» Extracted material:
.....
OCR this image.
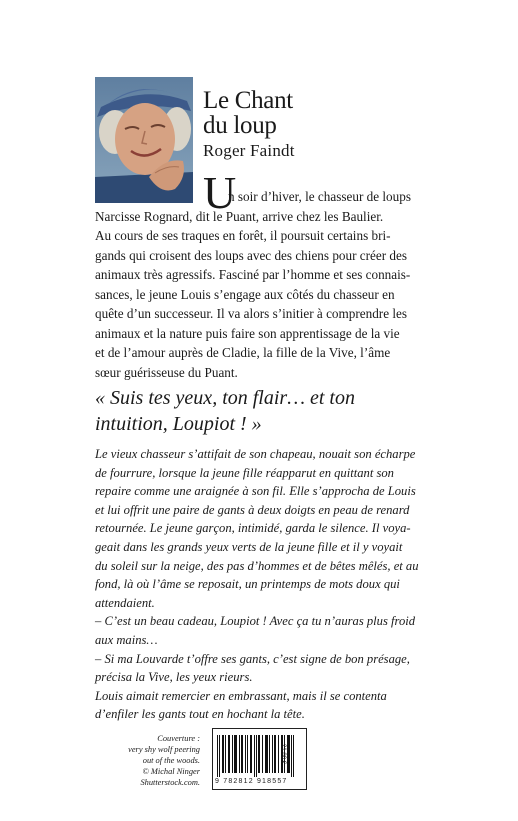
Le Chant
du loup
Roger Faindt
U
n soir d’hiver, le chasseur de loups
Narcisse Rognard, dit le Puant, arrive chez les Baulier.
Au cours de ses traques en forêt, il poursuit certains bri-
gands qui croisent des loups avec des chiens pour créer des
animaux très agressifs. Fasciné par l’homme et ses connais-
sances, le jeune Louis s’engage aux côtés du chasseur en
quête d’un successeur. Il va alors s’initier à comprendre les
animaux et la nature puis faire son apprentissage de la vie
et de l’amour auprès de Cladie, la fille de la Vive, l’âme
sœur guérisseuse du Puant.
« Suis tes yeux, ton flair… et ton
intuition, Loupiot ! »
Le vieux chasseur s’attifait de son chapeau, nouait son écharpe
de fourrure, lorsque la jeune fille réapparut en quittant son
repaire comme une araignée à son fil. Elle s’approcha de Louis
et lui offrit une paire de gants à deux doigts en peau de renard
retournée. Le jeune garçon, intimidé, garda le silence. Il voya-
geait dans les grands yeux verts de la jeune fille et il y voyait
du soleil sur la neige, des pas d’hommes et de bêtes mêlés, et au
fond, là où l’âme se reposait, un printemps de mots doux qui
attendaient.
– C’est un beau cadeau, Loupiot ! Avec ça tu n’auras plus froid
aux mains…
– Si ma Louvarde t’offre ses gants, c’est signe de bon présage,
précisa la Vive, les yeux rieurs.
Louis aimait remercier en embrassant, mais il se contenta
d’enfiler les gants tout en hochant la tête.
Couverture :
very shy wolf peering
out of the woods.
© Michal Ninger
Shutterstock.com. 9 782812 918557
21,00 €
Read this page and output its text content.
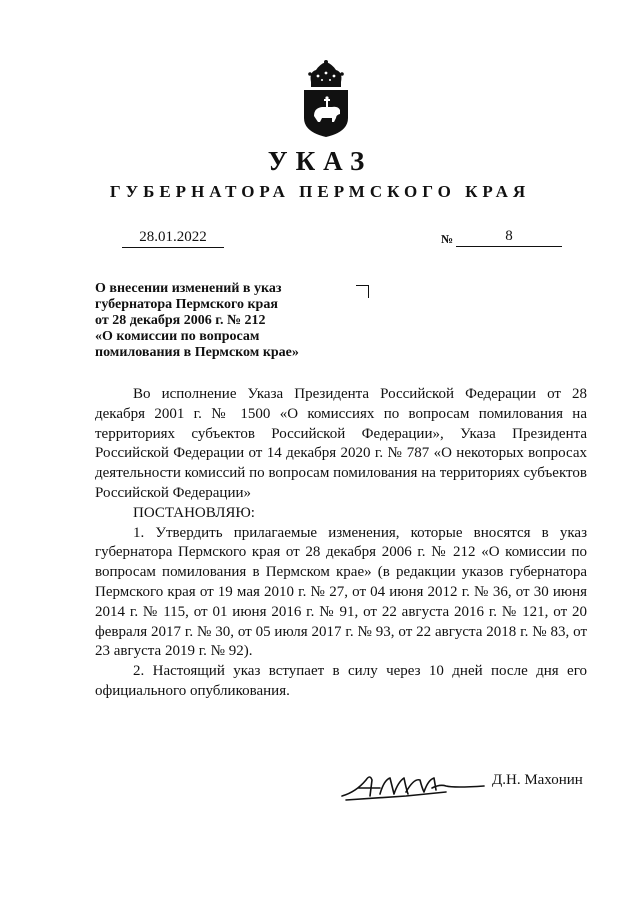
УКАЗ
ГУБЕРНАТОРА ПЕРМСКОГО КРАЯ
28.01.2022	№	8
О внесении изменений в указ
губернатора Пермского края
от 28 декабря 2006 г. № 212
«О комиссии по вопросам
помилования в Пермском крае»

Во исполнение Указа Президента Российской Федерации от 28 декабря 2001 г. № 1500 «О комиссиях по вопросам помилования на территориях субъектов Российской Федерации», Указа Президента Российской Федерации от 14 декабря 2020 г. № 787 «О некоторых вопросах деятельности комиссий по вопросам помилования на территориях субъектов Российской Федерации»

ПОСТАНОВЛЯЮ:

1. Утвердить прилагаемые изменения, которые вносятся в указ губернатора Пермского края от 28 декабря 2006 г. № 212 «О комиссии по вопросам помилования в Пермском крае» (в редакции указов губернатора Пермского края от 19 мая 2010 г. № 27, от 04 июня 2012 г. № 36, от 30 июня 2014 г. № 115, от 01 июня 2016 г. № 91, от 22 августа 2016 г. № 121, от 20 февраля 2017 г. № 30, от 05 июля 2017 г. № 93, от 22 августа 2018 г. № 83, от 23 августа 2019 г. № 92).

2. Настоящий указ вступает в силу через 10 дней после дня его официального опубликования.

Д.Н. Махонин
.....
» Exercise directions: Tally up the lines in the preceding listing that contain the string "chasseur". Respond with the number and nothing else.

» Reply: 3